TASK DESCRIPTION
Calculate how many lines in the following records hold the word "Bells", and report that number without comment.

(Records from a data source)

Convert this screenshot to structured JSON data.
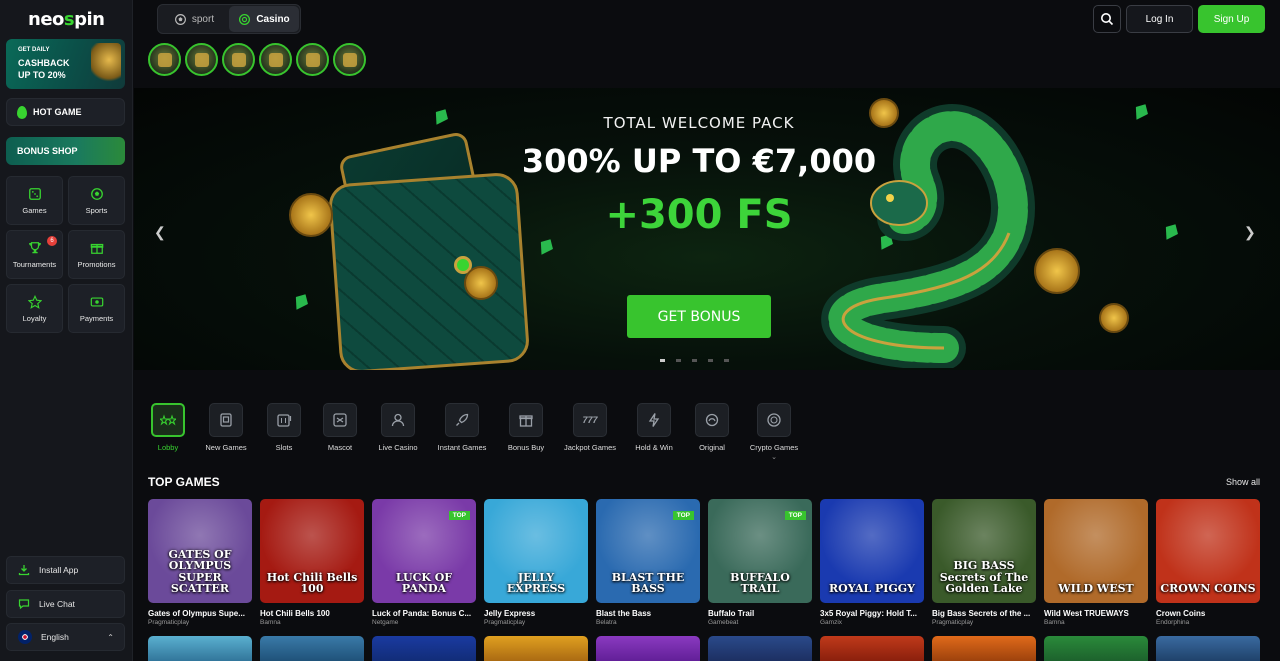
{
  "brand": {
    "logo": "neospin",
    "accent": "#38c42e"
  },
  "sidebar": {
    "cashback": {
      "line1": "GET DAILY",
      "line2": "CASHBACK",
      "line3": "UP TO 20%"
    },
    "hot_game": "HOT GAME",
    "bonus_shop": "BONUS SHOP",
    "nav": [
      {
        "label": "Games",
        "icon": "dice-icon"
      },
      {
        "label": "Sports",
        "icon": "soccer-ball-icon"
      },
      {
        "label": "Tournaments",
        "icon": "trophy-icon",
        "badge": "6"
      },
      {
        "label": "Promotions",
        "icon": "gift-icon"
      },
      {
        "label": "Loyalty",
        "icon": "star-icon"
      },
      {
        "label": "Payments",
        "icon": "wallet-icon"
      }
    ],
    "install_app": "Install App",
    "live_chat": "Live Chat",
    "language": "English"
  },
  "topbar": {
    "tabs": [
      {
        "label": "sport",
        "active": false
      },
      {
        "label": "Casino",
        "active": true
      }
    ],
    "login": "Log In",
    "signup": "Sign Up"
  },
  "banner": {
    "line1": "TOTAL WELCOME PACK",
    "line2": "300% UP TO €7,000",
    "line3": "+300 FS",
    "cta": "GET BONUS",
    "slides": 5,
    "active_slide": 1
  },
  "categories": [
    {
      "label": "Lobby",
      "active": true
    },
    {
      "label": "New Games"
    },
    {
      "label": "Slots"
    },
    {
      "label": "Mascot"
    },
    {
      "label": "Live Casino"
    },
    {
      "label": "Instant Games"
    },
    {
      "label": "Bonus Buy"
    },
    {
      "label": "Jackpot Games"
    },
    {
      "label": "Hold & Win"
    },
    {
      "label": "Original"
    },
    {
      "label": "Crypto Games"
    }
  ],
  "top_games": {
    "title": "TOP GAMES",
    "show_all": "Show all",
    "items": [
      {
        "name": "Gates of Olympus Supe...",
        "provider": "Pragmaticplay",
        "art": "GATES OF OLYMPUS SUPER SCATTER",
        "top": false,
        "bg": "#6b4a9a"
      },
      {
        "name": "Hot Chili Bells 100",
        "provider": "Bamna",
        "art": "Hot Chili Bells 100",
        "top": false,
        "bg": "#a51a12"
      },
      {
        "name": "Luck of Panda: Bonus C...",
        "provider": "Netgame",
        "art": "LUCK OF PANDA",
        "top": true,
        "bg": "#7a3aa8"
      },
      {
        "name": "Jelly Express",
        "provider": "Pragmaticplay",
        "art": "JELLY EXPRESS",
        "top": false,
        "bg": "#38a8d8"
      },
      {
        "name": "Blast the Bass",
        "provider": "Belatra",
        "art": "BLAST THE BASS",
        "top": true,
        "bg": "#2a6ab0"
      },
      {
        "name": "Buffalo Trail",
        "provider": "Gamebeat",
        "art": "BUFFALO TRAIL",
        "top": true,
        "bg": "#3a6a5a"
      },
      {
        "name": "3x5 Royal Piggy: Hold T...",
        "provider": "Gamzix",
        "art": "ROYAL PIGGY",
        "top": false,
        "bg": "#1a3ab0"
      },
      {
        "name": "Big Bass Secrets of the ...",
        "provider": "Pragmaticplay",
        "art": "BIG BASS Secrets of The Golden Lake",
        "top": false,
        "bg": "#3a5a2a"
      },
      {
        "name": "Wild West TRUEWAYS",
        "provider": "Bamna",
        "art": "WILD WEST",
        "top": false,
        "bg": "#b06a2a"
      },
      {
        "name": "Crown Coins",
        "provider": "Endorphina",
        "art": "CROWN COINS",
        "top": false,
        "bg": "#c0321a"
      }
    ]
  }
}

EXERCISE RESPONSE
2